[START OF Information provided]

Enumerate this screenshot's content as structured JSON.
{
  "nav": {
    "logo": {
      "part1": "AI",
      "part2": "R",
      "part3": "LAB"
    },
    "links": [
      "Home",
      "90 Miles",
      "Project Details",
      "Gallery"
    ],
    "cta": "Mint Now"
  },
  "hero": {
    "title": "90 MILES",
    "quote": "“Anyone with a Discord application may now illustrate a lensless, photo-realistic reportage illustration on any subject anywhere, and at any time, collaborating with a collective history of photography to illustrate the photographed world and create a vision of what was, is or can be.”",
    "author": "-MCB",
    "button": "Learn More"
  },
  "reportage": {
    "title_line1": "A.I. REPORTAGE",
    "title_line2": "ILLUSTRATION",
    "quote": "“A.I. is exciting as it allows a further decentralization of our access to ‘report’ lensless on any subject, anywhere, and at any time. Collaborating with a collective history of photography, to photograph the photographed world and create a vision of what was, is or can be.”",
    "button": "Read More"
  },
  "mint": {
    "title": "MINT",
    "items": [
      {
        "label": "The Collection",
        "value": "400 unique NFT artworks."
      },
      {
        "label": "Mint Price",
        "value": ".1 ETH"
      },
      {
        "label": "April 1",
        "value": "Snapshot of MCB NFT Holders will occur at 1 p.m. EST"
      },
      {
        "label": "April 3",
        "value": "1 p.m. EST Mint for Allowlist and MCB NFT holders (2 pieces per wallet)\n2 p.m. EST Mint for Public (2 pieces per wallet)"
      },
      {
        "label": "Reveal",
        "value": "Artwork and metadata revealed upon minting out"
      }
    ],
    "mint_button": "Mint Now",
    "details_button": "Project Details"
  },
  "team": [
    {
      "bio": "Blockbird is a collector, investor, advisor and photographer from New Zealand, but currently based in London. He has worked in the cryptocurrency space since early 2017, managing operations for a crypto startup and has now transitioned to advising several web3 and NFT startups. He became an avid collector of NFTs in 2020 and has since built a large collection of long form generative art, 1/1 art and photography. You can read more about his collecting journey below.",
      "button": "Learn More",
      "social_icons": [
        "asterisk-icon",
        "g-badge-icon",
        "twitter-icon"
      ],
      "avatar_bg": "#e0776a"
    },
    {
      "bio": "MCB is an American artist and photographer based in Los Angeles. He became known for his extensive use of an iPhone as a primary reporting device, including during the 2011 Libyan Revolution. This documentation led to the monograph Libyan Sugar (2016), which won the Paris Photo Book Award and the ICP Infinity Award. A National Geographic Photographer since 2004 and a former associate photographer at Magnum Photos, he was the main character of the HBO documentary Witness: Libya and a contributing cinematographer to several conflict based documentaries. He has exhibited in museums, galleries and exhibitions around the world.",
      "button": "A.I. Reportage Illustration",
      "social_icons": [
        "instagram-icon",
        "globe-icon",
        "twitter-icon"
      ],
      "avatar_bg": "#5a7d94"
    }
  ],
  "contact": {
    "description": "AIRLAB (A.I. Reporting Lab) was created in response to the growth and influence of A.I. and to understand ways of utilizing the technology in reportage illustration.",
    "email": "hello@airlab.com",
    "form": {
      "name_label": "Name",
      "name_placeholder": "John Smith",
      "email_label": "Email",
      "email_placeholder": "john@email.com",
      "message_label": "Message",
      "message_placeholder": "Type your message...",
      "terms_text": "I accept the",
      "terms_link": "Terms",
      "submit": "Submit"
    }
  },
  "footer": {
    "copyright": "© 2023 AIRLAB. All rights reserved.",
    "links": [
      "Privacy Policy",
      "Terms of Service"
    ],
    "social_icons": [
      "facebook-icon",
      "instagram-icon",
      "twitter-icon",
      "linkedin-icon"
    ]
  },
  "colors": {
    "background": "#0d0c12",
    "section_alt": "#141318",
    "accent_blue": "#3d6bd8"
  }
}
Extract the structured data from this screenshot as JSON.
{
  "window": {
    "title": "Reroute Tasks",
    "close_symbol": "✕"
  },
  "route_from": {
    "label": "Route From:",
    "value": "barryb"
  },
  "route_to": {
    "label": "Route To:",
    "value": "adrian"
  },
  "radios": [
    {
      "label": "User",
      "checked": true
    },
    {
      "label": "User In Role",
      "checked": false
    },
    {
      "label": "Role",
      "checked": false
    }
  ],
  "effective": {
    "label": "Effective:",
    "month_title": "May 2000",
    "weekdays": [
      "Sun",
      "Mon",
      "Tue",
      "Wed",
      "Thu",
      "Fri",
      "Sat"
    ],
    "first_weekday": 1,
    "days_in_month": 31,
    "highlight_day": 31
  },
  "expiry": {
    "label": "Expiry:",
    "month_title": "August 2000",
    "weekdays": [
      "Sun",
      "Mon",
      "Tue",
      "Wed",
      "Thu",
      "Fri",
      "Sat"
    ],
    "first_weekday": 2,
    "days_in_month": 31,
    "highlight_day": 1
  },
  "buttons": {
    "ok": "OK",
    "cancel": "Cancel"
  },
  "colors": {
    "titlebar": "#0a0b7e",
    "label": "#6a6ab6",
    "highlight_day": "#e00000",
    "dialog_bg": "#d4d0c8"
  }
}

[END OF Information provided]

■ **Written instruction**: Above are the records; retype them all without a single difference.

■ **The solution**:
Enumerate this screenshot's content as structured JSON.
{
  "nav": {
    "logo": {
      "part1": "AI",
      "part2": "R",
      "part3": "LAB"
    },
    "links": [
      "Home",
      "90 Miles",
      "Project Details",
      "Gallery"
    ],
    "cta": "Mint Now"
  },
  "hero": {
    "title": "90 MILES",
    "quote": "“Anyone with a Discord application may now illustrate a lensless, photo-realistic reportage illustration on any subject anywhere, and at any time, collaborating with a collective history of photography to illustrate the photographed world and create a vision of what was, is or can be.”",
    "author": "-MCB",
    "button": "Learn More"
  },
  "reportage": {
    "title_line1": "A.I. REPORTAGE",
    "title_line2": "ILLUSTRATION",
    "quote": "“A.I. is exciting as it allows a further decentralization of our access to ‘report’ lensless on any subject, anywhere, and at any time. Collaborating with a collective history of photography, to photograph the photographed world and create a vision of what was, is or can be.”",
    "button": "Read More"
  },
  "mint": {
    "title": "MINT",
    "items": [
      {
        "label": "The Collection",
        "value": "400 unique NFT artworks."
      },
      {
        "label": "Mint Price",
        "value": ".1 ETH"
      },
      {
        "label": "April 1",
        "value": "Snapshot of MCB NFT Holders will occur at 1 p.m. EST"
      },
      {
        "label": "April 3",
        "value": "1 p.m. EST Mint for Allowlist and MCB NFT holders (2 pieces per wallet)\n2 p.m. EST Mint for Public (2 pieces per wallet)"
      },
      {
        "label": "Reveal",
        "value": "Artwork and metadata revealed upon minting out"
      }
    ],
    "mint_button": "Mint Now",
    "details_button": "Project Details"
  },
  "team": [
    {
      "bio": "Blockbird is a collector, investor, advisor and photographer from New Zealand, but currently based in London. He has worked in the cryptocurrency space since early 2017, managing operations for a crypto startup and has now transitioned to advising several web3 and NFT startups. He became an avid collector of NFTs in 2020 and has since built a large collection of long form generative art, 1/1 art and photography. You can read more about his collecting journey below.",
      "button": "Learn More",
      "social_icons": [
        "asterisk-icon",
        "g-badge-icon",
        "twitter-icon"
      ],
      "avatar_bg": "#e0776a"
    },
    {
      "bio": "MCB is an American artist and photographer based in Los Angeles. He became known for his extensive use of an iPhone as a primary reporting device, including during the 2011 Libyan Revolution. This documentation led to the monograph Libyan Sugar (2016), which won the Paris Photo Book Award and the ICP Infinity Award. A National Geographic Photographer since 2004 and a former associate photographer at Magnum Photos, he was the main character of the HBO documentary Witness: Libya and a contributing cinematographer to several conflict based documentaries. He has exhibited in museums, galleries and exhibitions around the world.",
      "button": "A.I. Reportage Illustration",
      "social_icons": [
        "instagram-icon",
        "globe-icon",
        "twitter-icon"
      ],
      "avatar_bg": "#5a7d94"
    }
  ],
  "contact": {
    "description": "AIRLAB (A.I. Reporting Lab) was created in response to the growth and influence of A.I. and to understand ways of utilizing the technology in reportage illustration.",
    "email": "hello@airlab.com",
    "form": {
      "name_label": "Name",
      "name_placeholder": "John Smith",
      "email_label": "Email",
      "email_placeholder": "john@email.com",
      "message_label": "Message",
      "message_placeholder": "Type your message...",
      "terms_text": "I accept the",
      "terms_link": "Terms",
      "submit": "Submit"
    }
  },
  "footer": {
    "copyright": "© 2023 AIRLAB. All rights reserved.",
    "links": [
      "Privacy Policy",
      "Terms of Service"
    ],
    "social_icons": [
      "facebook-icon",
      "instagram-icon",
      "twitter-icon",
      "linkedin-icon"
    ]
  },
  "colors": {
    "background": "#0d0c12",
    "section_alt": "#141318",
    "accent_blue": "#3d6bd8"
  }
}
Extract the structured data from this screenshot as JSON.
{
  "window": {
    "title": "Reroute Tasks",
    "close_symbol": "✕"
  },
  "route_from": {
    "label": "Route From:",
    "value": "barryb"
  },
  "route_to": {
    "label": "Route To:",
    "value": "adrian"
  },
  "radios": [
    {
      "label": "User",
      "checked": true
    },
    {
      "label": "User In Role",
      "checked": false
    },
    {
      "label": "Role",
      "checked": false
    }
  ],
  "effective": {
    "label": "Effective:",
    "month_title": "May 2000",
    "weekdays": [
      "Sun",
      "Mon",
      "Tue",
      "Wed",
      "Thu",
      "Fri",
      "Sat"
    ],
    "first_weekday": 1,
    "days_in_month": 31,
    "highlight_day": 31
  },
  "expiry": {
    "label": "Expiry:",
    "month_title": "August 2000",
    "weekdays": [
      "Sun",
      "Mon",
      "Tue",
      "Wed",
      "Thu",
      "Fri",
      "Sat"
    ],
    "first_weekday": 2,
    "days_in_month": 31,
    "highlight_day": 1
  },
  "buttons": {
    "ok": "OK",
    "cancel": "Cancel"
  },
  "colors": {
    "titlebar": "#0a0b7e",
    "label": "#6a6ab6",
    "highlight_day": "#e00000",
    "dialog_bg": "#d4d0c8"
  }
}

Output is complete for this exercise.